> [WRITTEN INSTRUCTION]
Send back all the data below, exactly as given.

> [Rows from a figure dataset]
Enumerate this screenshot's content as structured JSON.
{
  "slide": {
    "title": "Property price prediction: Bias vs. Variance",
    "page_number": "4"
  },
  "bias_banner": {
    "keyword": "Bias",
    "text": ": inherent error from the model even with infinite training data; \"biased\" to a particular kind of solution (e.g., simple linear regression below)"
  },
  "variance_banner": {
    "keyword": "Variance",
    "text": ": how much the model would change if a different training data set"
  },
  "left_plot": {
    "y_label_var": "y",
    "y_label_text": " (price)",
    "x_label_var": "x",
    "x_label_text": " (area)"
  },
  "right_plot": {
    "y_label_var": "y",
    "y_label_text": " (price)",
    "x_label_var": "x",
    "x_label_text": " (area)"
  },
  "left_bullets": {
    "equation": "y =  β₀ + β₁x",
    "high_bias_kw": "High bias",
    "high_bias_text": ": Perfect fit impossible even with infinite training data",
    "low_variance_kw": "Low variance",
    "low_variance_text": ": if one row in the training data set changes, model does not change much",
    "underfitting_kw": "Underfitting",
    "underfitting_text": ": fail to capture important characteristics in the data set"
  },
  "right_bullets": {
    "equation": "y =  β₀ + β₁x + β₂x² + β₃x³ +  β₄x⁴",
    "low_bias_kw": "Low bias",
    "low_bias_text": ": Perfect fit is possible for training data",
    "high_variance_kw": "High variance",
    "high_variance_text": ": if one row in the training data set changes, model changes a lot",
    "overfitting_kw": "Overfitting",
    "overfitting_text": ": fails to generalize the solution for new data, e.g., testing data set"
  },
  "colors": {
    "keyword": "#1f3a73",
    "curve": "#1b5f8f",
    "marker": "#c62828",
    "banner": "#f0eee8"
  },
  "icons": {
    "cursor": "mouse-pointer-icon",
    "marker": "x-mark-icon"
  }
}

> [ANSWER FOR THIS EXERCISE]
Enumerate this screenshot's content as structured JSON.
{
  "slide": {
    "title": "Property price prediction: Bias vs. Variance",
    "page_number": "4"
  },
  "bias_banner": {
    "keyword": "Bias",
    "text": ": inherent error from the model even with infinite training data; \"biased\" to a particular kind of solution (e.g., simple linear regression below)"
  },
  "variance_banner": {
    "keyword": "Variance",
    "text": ": how much the model would change if a different training data set"
  },
  "left_plot": {
    "y_label_var": "y",
    "y_label_text": " (price)",
    "x_label_var": "x",
    "x_label_text": " (area)"
  },
  "right_plot": {
    "y_label_var": "y",
    "y_label_text": " (price)",
    "x_label_var": "x",
    "x_label_text": " (area)"
  },
  "left_bullets": {
    "equation": "y =  β₀ + β₁x",
    "high_bias_kw": "High bias",
    "high_bias_text": ": Perfect fit impossible even with infinite training data",
    "low_variance_kw": "Low variance",
    "low_variance_text": ": if one row in the training data set changes, model does not change much",
    "underfitting_kw": "Underfitting",
    "underfitting_text": ": fail to capture important characteristics in the data set"
  },
  "right_bullets": {
    "equation": "y =  β₀ + β₁x + β₂x² + β₃x³ +  β₄x⁴",
    "low_bias_kw": "Low bias",
    "low_bias_text": ": Perfect fit is possible for training data",
    "high_variance_kw": "High variance",
    "high_variance_text": ": if one row in the training data set changes, model changes a lot",
    "overfitting_kw": "Overfitting",
    "overfitting_text": ": fails to generalize the solution for new data, e.g., testing data set"
  },
  "colors": {
    "keyword": "#1f3a73",
    "curve": "#1b5f8f",
    "marker": "#c62828",
    "banner": "#f0eee8"
  },
  "icons": {
    "cursor": "mouse-pointer-icon",
    "marker": "x-mark-icon"
  }
}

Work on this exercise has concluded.